▶ _SUPPLIED RECORDS_
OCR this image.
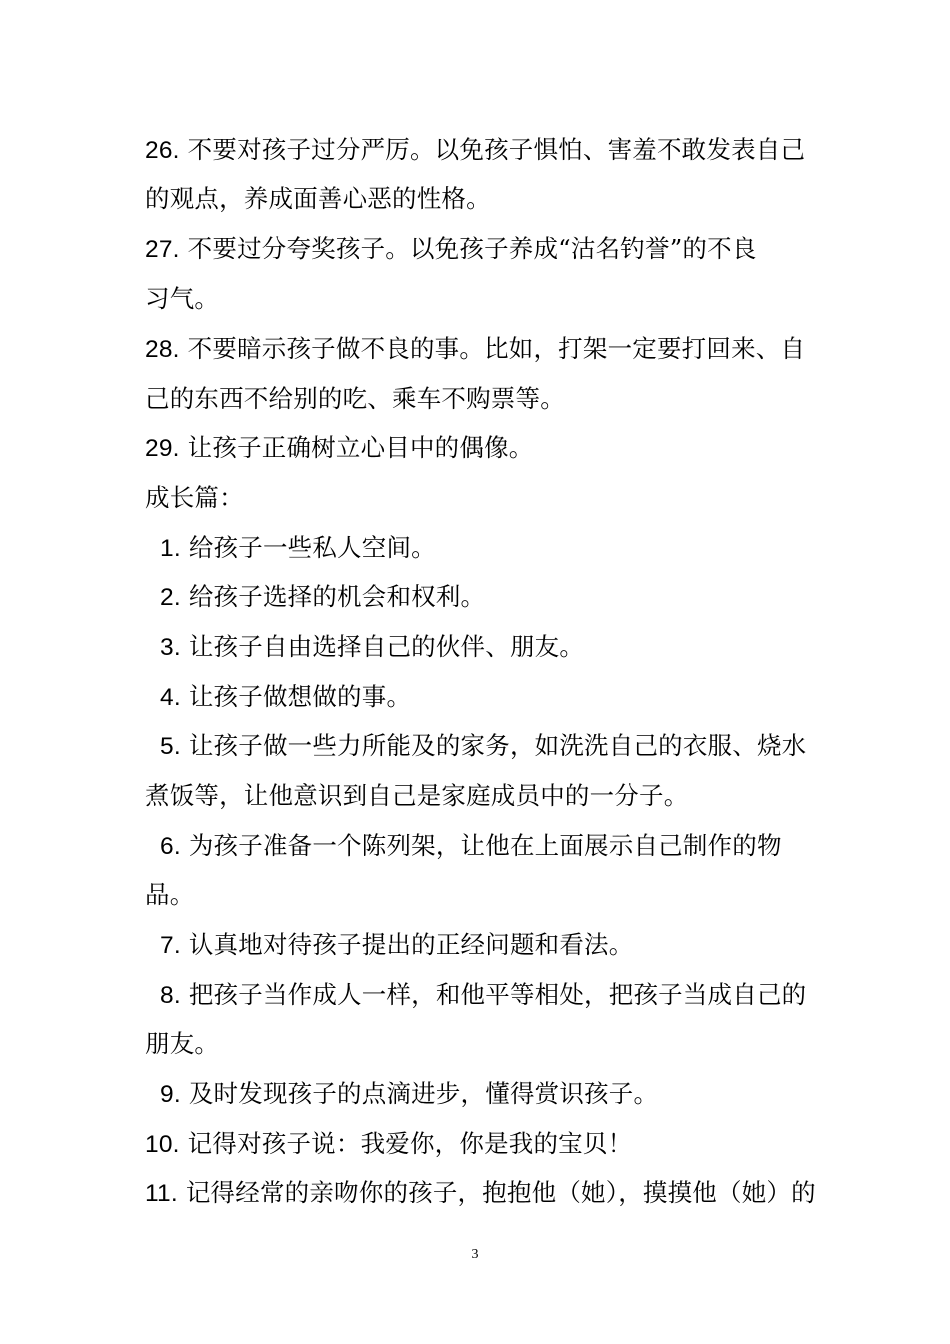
26. 不要对孩子过分严厉。以免孩子惧怕、害羞不敢发表自己
的观点，养成面善心恶的性格。
27. 不要过分夸奖孩子。以免孩子养成“沽名钓誉”的不良
习气。
28. 不要暗示孩子做不良的事。比如，打架一定要打回来、自
己的东西不给别的吃、乘车不购票等。
29. 让孩子正确树立心目中的偶像。
成长篇：
1. 给孩子一些私人空间。
2. 给孩子选择的机会和权利。
3. 让孩子自由选择自己的伙伴、朋友。
4. 让孩子做想做的事。
5. 让孩子做一些力所能及的家务，如洗洗自己的衣服、烧水
煮饭等，让他意识到自己是家庭成员中的一分子。
6. 为孩子准备一个陈列架，让他在上面展示自己制作的物
品。
7. 认真地对待孩子提出的正经问题和看法。
8. 把孩子当作成人一样，和他平等相处，把孩子当成自己的
朋友。
9. 及时发现孩子的点滴进步，懂得赏识孩子。
10. 记得对孩子说：我爱你，你是我的宝贝！
11. 记得经常的亲吻你的孩子，抱抱他（她），摸摸他（她）的
3
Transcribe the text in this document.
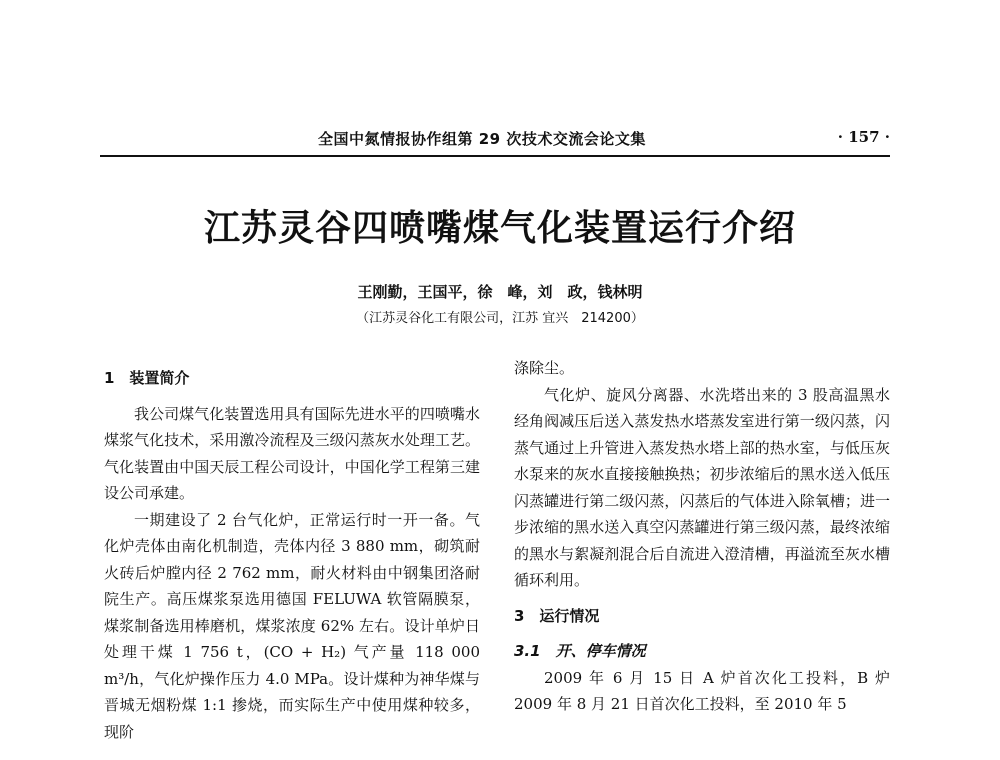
全国中氮情报协作组第 29 次技术交流会论文集	· 157 ·
江苏灵谷四喷嘴煤气化装置运行介绍
王刚勤，王国平，徐　峰，刘　政，钱林明
（江苏灵谷化工有限公司，江苏 宜兴　214200）
1　装置简介

我公司煤气化装置选用具有国际先进水平的四喷嘴水煤浆气化技术，采用激冷流程及三级闪蒸灰水处理工艺。气化装置由中国天辰工程公司设计，中国化学工程第三建设公司承建。

一期建设了 2 台气化炉，正常运行时一开一备。气化炉壳体由南化机制造，壳体内径 3 880 mm，砌筑耐火砖后炉膛内径 2 762 mm，耐火材料由中钢集团洛耐院生产。高压煤浆泵选用德国 FELUWA 软管隔膜泵，煤浆制备选用棒磨机，煤浆浓度 62% 左右。设计单炉日处理干煤 1 756 t，(CO + H₂) 气产量 118 000 m³/h，气化炉操作压力 4.0 MPa。设计煤种为神华煤与晋城无烟粉煤 1:1 掺烧，而实际生产中使用煤种较多，现阶

涤除尘。

气化炉、旋风分离器、水洗塔出来的 3 股高温黑水经角阀减压后送入蒸发热水塔蒸发室进行第一级闪蒸，闪蒸气通过上升管进入蒸发热水塔上部的热水室，与低压灰水泵来的灰水直接接触换热；初步浓缩后的黑水送入低压闪蒸罐进行第二级闪蒸，闪蒸后的气体进入除氧槽；进一步浓缩的黑水送入真空闪蒸罐进行第三级闪蒸，最终浓缩的黑水与絮凝剂混合后自流进入澄清槽，再溢流至灰水槽循环利用。

3　运行情况
3.1　开、停车情况

2009 年 6 月 15 日 A 炉首次化工投料，B 炉 2009 年 8 月 21 日首次化工投料，至 2010 年 5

▶ _EXERCISE REQUIREMENTS_
All lines from the one holding "Transcribe the text in this document." through the last line of the entries, and nothing else, are to be output exactly; leave out the pictures.

▶ _FINAL ANSWER_
Transcribe the text in this document.
全国中氮情报协作组第 29 次技术交流会论文集	· 157 ·
江苏灵谷四喷嘴煤气化装置运行介绍
王刚勤，王国平，徐　峰，刘　政，钱林明
（江苏灵谷化工有限公司，江苏 宜兴　214200）
1　装置简介

我公司煤气化装置选用具有国际先进水平的四喷嘴水煤浆气化技术，采用激冷流程及三级闪蒸灰水处理工艺。气化装置由中国天辰工程公司设计，中国化学工程第三建设公司承建。

一期建设了 2 台气化炉，正常运行时一开一备。气化炉壳体由南化机制造，壳体内径 3 880 mm，砌筑耐火砖后炉膛内径 2 762 mm，耐火材料由中钢集团洛耐院生产。高压煤浆泵选用德国 FELUWA 软管隔膜泵，煤浆制备选用棒磨机，煤浆浓度 62% 左右。设计单炉日处理干煤 1 756 t，(CO + H₂) 气产量 118 000 m³/h，气化炉操作压力 4.0 MPa。设计煤种为神华煤与晋城无烟粉煤 1:1 掺烧，而实际生产中使用煤种较多，现阶

涤除尘。

气化炉、旋风分离器、水洗塔出来的 3 股高温黑水经角阀减压后送入蒸发热水塔蒸发室进行第一级闪蒸，闪蒸气通过上升管进入蒸发热水塔上部的热水室，与低压灰水泵来的灰水直接接触换热；初步浓缩后的黑水送入低压闪蒸罐进行第二级闪蒸，闪蒸后的气体进入除氧槽；进一步浓缩的黑水送入真空闪蒸罐进行第三级闪蒸，最终浓缩的黑水与絮凝剂混合后自流进入澄清槽，再溢流至灰水槽循环利用。

3　运行情况
3.1　开、停车情况

2009 年 6 月 15 日 A 炉首次化工投料，B 炉 2009 年 8 月 21 日首次化工投料，至 2010 年 5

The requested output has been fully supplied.